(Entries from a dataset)
--- Begin ---

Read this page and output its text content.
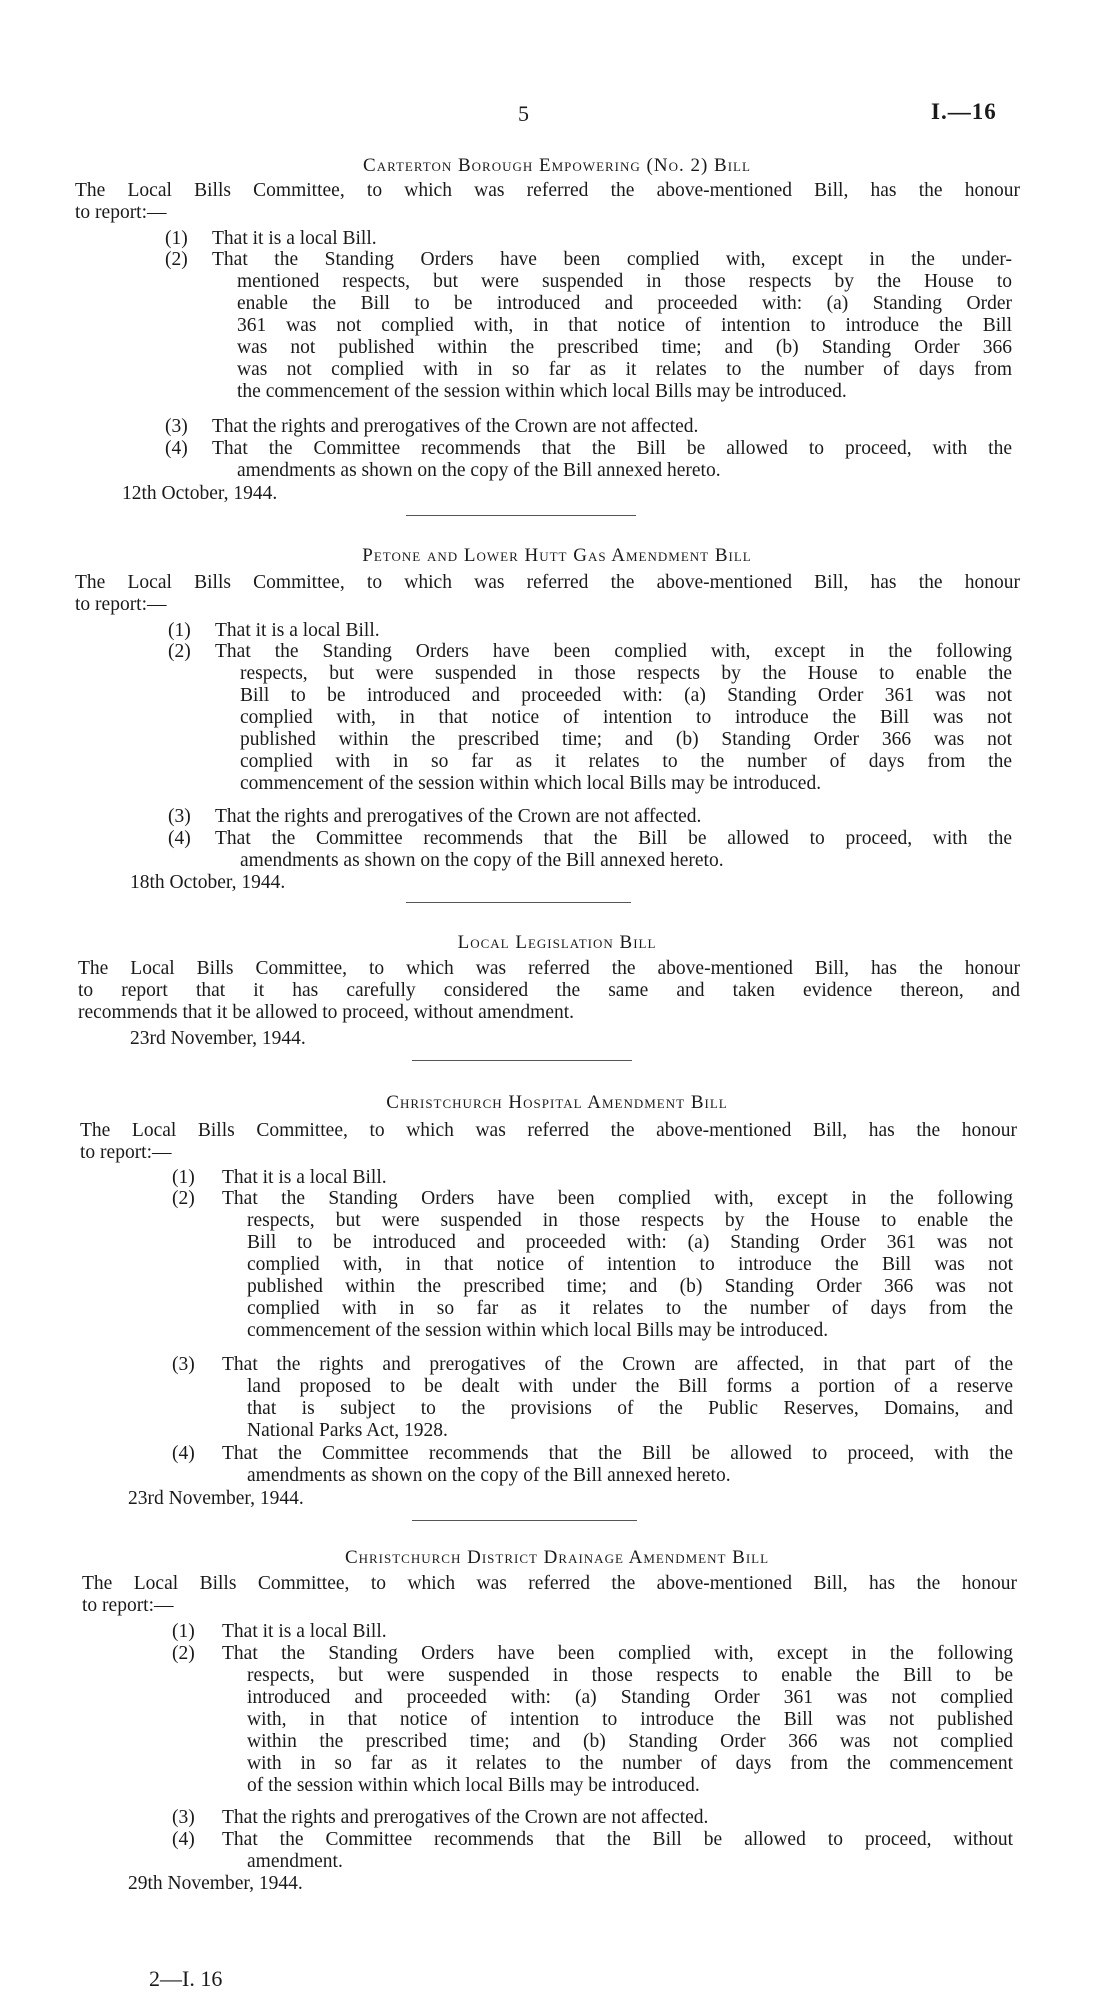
5	I.—16
Carterton Borough Empowering (No. 2) Bill
The Local Bills Committee, to which was referred the above-mentioned Bill, has the honour
to report:—
(1) That it is a local Bill.
(2) That the Standing Orders have been complied with, except in the under-
mentioned respects, but were suspended in those respects by the House to
enable the Bill to be introduced and proceeded with: (a) Standing Order
361 was not complied with, in that notice of intention to introduce the Bill
was not published within the prescribed time; and (b) Standing Order 366
was not complied with in so far as it relates to the number of days from
the commencement of the session within which local Bills may be introduced.
(3) That the rights and prerogatives of the Crown are not affected.
(4) That the Committee recommends that the Bill be allowed to proceed, with the
amendments as shown on the copy of the Bill annexed hereto.
12th October, 1944.
Petone and Lower Hutt Gas Amendment Bill
The Local Bills Committee, to which was referred the above-mentioned Bill, has the honour
to report:—
(1) That it is a local Bill.
(2) That the Standing Orders have been complied with, except in the following
respects, but were suspended in those respects by the House to enable the
Bill to be introduced and proceeded with: (a) Standing Order 361 was not
complied with, in that notice of intention to introduce the Bill was not
published within the prescribed time; and (b) Standing Order 366 was not
complied with in so far as it relates to the number of days from the
commencement of the session within which local Bills may be introduced.
(3) That the rights and prerogatives of the Crown are not affected.
(4) That the Committee recommends that the Bill be allowed to proceed, with the
amendments as shown on the copy of the Bill annexed hereto.
18th October, 1944.
Local Legislation Bill
The Local Bills Committee, to which was referred the above-mentioned Bill, has the honour
to report that it has carefully considered the same and taken evidence thereon, and
recommends that it be allowed to proceed, without amendment.
23rd November, 1944.
Christchurch Hospital Amendment Bill
The Local Bills Committee, to which was referred the above-mentioned Bill, has the honour
to report:—
(1) That it is a local Bill.
(2) That the Standing Orders have been complied with, except in the following
respects, but were suspended in those respects by the House to enable the
Bill to be introduced and proceeded with: (a) Standing Order 361 was not
complied with, in that notice of intention to introduce the Bill was not
published within the prescribed time; and (b) Standing Order 366 was not
complied with in so far as it relates to the number of days from the
commencement of the session within which local Bills may be introduced.
(3) That the rights and prerogatives of the Crown are affected, in that part of the
land proposed to be dealt with under the Bill forms a portion of a reserve
that is subject to the provisions of the Public Reserves, Domains, and
National Parks Act, 1928.
(4) That the Committee recommends that the Bill be allowed to proceed, with the
amendments as shown on the copy of the Bill annexed hereto.
23rd November, 1944.
Christchurch District Drainage Amendment Bill
The Local Bills Committee, to which was referred the above-mentioned Bill, has the honour
to report:—
(1) That it is a local Bill.
(2) That the Standing Orders have been complied with, except in the following
respects, but were suspended in those respects to enable the Bill to be
introduced and proceeded with: (a) Standing Order 361 was not complied
with, in that notice of intention to introduce the Bill was not published
within the prescribed time; and (b) Standing Order 366 was not complied
with in so far as it relates to the number of days from the commencement
of the session within which local Bills may be introduced.
(3) That the rights and prerogatives of the Crown are not affected.
(4) That the Committee recommends that the Bill be allowed to proceed, without
amendment.
29th November, 1944.
2—I. 16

--- End ---

▶ Task instructions
Exclude every picture and copy the remaining data exactly.

▶ Response for this exercise
Read this page and output its text content.
5	I.—16
Carterton Borough Empowering (No. 2) Bill
The Local Bills Committee, to which was referred the above-mentioned Bill, has the honour
to report:—
(1) That it is a local Bill.
(2) That the Standing Orders have been complied with, except in the under-
mentioned respects, but were suspended in those respects by the House to
enable the Bill to be introduced and proceeded with: (a) Standing Order
361 was not complied with, in that notice of intention to introduce the Bill
was not published within the prescribed time; and (b) Standing Order 366
was not complied with in so far as it relates to the number of days from
the commencement of the session within which local Bills may be introduced.
(3) That the rights and prerogatives of the Crown are not affected.
(4) That the Committee recommends that the Bill be allowed to proceed, with the
amendments as shown on the copy of the Bill annexed hereto.
12th October, 1944.
Petone and Lower Hutt Gas Amendment Bill
The Local Bills Committee, to which was referred the above-mentioned Bill, has the honour
to report:—
(1) That it is a local Bill.
(2) That the Standing Orders have been complied with, except in the following
respects, but were suspended in those respects by the House to enable the
Bill to be introduced and proceeded with: (a) Standing Order 361 was not
complied with, in that notice of intention to introduce the Bill was not
published within the prescribed time; and (b) Standing Order 366 was not
complied with in so far as it relates to the number of days from the
commencement of the session within which local Bills may be introduced.
(3) That the rights and prerogatives of the Crown are not affected.
(4) That the Committee recommends that the Bill be allowed to proceed, with the
amendments as shown on the copy of the Bill annexed hereto.
18th October, 1944.
Local Legislation Bill
The Local Bills Committee, to which was referred the above-mentioned Bill, has the honour
to report that it has carefully considered the same and taken evidence thereon, and
recommends that it be allowed to proceed, without amendment.
23rd November, 1944.
Christchurch Hospital Amendment Bill
The Local Bills Committee, to which was referred the above-mentioned Bill, has the honour
to report:—
(1) That it is a local Bill.
(2) That the Standing Orders have been complied with, except in the following
respects, but were suspended in those respects by the House to enable the
Bill to be introduced and proceeded with: (a) Standing Order 361 was not
complied with, in that notice of intention to introduce the Bill was not
published within the prescribed time; and (b) Standing Order 366 was not
complied with in so far as it relates to the number of days from the
commencement of the session within which local Bills may be introduced.
(3) That the rights and prerogatives of the Crown are affected, in that part of the
land proposed to be dealt with under the Bill forms a portion of a reserve
that is subject to the provisions of the Public Reserves, Domains, and
National Parks Act, 1928.
(4) That the Committee recommends that the Bill be allowed to proceed, with the
amendments as shown on the copy of the Bill annexed hereto.
23rd November, 1944.
Christchurch District Drainage Amendment Bill
The Local Bills Committee, to which was referred the above-mentioned Bill, has the honour
to report:—
(1) That it is a local Bill.
(2) That the Standing Orders have been complied with, except in the following
respects, but were suspended in those respects to enable the Bill to be
introduced and proceeded with: (a) Standing Order 361 was not complied
with, in that notice of intention to introduce the Bill was not published
within the prescribed time; and (b) Standing Order 366 was not complied
with in so far as it relates to the number of days from the commencement
of the session within which local Bills may be introduced.
(3) That the rights and prerogatives of the Crown are not affected.
(4) That the Committee recommends that the Bill be allowed to proceed, without
amendment.
29th November, 1944.
2—I. 16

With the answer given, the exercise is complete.